• [作業内容]:
• 1. キャスト時代の回想について、次の問いに答えてください。
(a) 最もキャストたちから嫌われ憎まれた人とされるのは、どの期間についての話ですか。
(b) 嫌なことがあったとき、筆者はどうするようにしていましたか。
(c) 今となって記憶の欠片として残されているのは何ですか。
• 2. キャスト時代の回想を、最後の文の後から書き進めてください。

• [提示文]:
⁂

さあ、闘いに戻ろう。
今回は、僕がキャスト現役時に唯一、本気でぶん殴ってやろうと思った人をご紹介しよう。
目次
最も嫌われ憎まれた人
スプラッシュが始まってからの数年間において、最もキャスト達から嫌われ憎まれた人は誰かと言えば、間違いなくこの人だ。僕だけが嫌っていたのではなく、周りのほぼ全員から嫌われていたので間違いない。
怖いベテランキャストは何人もいたし、僕自身怒られたこともある。しかしこの人は別格だ。
僕は嫌なことはすぐ忘れてしまうようにしているので、めちゃめちゃムカついたことがあっても出来るだけ早く忘れようとしていた。
だから、今となっては、ただ怒りの痕跡のみが記憶の欠片として残されているだけだったりする。
いくら思い出そうとしてもその理由が思い出せないので、今回の話は僕が勝手に怒りに満ちているだけの、独りよがりな話になってしまっている。

⁂

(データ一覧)
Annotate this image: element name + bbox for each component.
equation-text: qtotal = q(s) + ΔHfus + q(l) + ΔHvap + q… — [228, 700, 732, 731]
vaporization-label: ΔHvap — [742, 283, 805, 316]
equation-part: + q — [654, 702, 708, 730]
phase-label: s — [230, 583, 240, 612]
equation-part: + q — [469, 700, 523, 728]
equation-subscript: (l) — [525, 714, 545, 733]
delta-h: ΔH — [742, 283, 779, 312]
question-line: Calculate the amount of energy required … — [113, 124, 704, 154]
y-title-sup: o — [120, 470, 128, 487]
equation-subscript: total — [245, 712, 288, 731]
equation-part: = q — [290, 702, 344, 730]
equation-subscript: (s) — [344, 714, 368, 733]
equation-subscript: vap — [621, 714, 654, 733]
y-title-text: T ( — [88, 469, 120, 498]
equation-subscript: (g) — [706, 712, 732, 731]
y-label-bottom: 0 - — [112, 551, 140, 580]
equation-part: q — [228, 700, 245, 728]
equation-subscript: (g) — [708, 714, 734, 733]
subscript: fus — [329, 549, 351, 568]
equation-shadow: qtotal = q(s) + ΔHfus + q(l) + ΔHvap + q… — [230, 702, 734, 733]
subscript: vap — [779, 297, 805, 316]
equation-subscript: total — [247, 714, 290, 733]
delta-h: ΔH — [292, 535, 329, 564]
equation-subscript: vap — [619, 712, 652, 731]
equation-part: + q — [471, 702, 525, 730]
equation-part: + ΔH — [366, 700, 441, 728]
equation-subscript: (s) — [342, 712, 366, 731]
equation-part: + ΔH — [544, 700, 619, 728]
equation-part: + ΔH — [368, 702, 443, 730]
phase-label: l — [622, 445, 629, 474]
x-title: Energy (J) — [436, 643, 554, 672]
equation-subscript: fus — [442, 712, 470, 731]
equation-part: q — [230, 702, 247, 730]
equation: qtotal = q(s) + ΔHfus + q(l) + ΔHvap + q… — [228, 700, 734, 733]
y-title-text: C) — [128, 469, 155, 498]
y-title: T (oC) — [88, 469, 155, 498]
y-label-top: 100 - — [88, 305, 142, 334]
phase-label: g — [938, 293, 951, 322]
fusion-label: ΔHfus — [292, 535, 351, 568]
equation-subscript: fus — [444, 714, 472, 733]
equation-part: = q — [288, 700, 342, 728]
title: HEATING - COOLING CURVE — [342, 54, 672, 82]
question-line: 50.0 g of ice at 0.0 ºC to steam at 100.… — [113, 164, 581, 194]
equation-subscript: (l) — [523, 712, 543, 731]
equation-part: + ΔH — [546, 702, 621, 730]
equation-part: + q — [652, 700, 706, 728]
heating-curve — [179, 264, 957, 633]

⁂

• [回答一覧]:
• 1.
(a) スプラッシュが始まってからの数年間です。
(b) すぐ忘れてしまうようにしており、めちゃめちゃムカついたことがあっても出来るだけ早く忘れようとしていました。
(c) 怒りの痕跡のみです。

• 2.
笑顔待機モードが全く存在しない人
僕が初めて彼女の存在を知ったのは、まだマークトウェイン号にいた頃だ。パレードの勤務で顔を合わせたことがあった。
アトラクションキャストが他のアトラクションの人と交流する機会は、実はあまりない。個人的に知り合う以外で会話を交わす機会があるとすれば、パレードのヘルプに行った時くらいだった。
パレードのコントロール業務で行うのは、昼間のパレードがスタートするまでのルート作り、スタート後のルート上のモニタ、そして、終了後の後片付けである。
パレードルートの両脇にロープを張り、これから見ようと待ち受けるゲストへ告知をする。前の方で見たい方にはここがルートですよと案内をして、場所の確保をお願いする。
いくつかあるポジションのうち、パレードルートにロープを張ったり撤去を行う役目を、僕は担当することになった。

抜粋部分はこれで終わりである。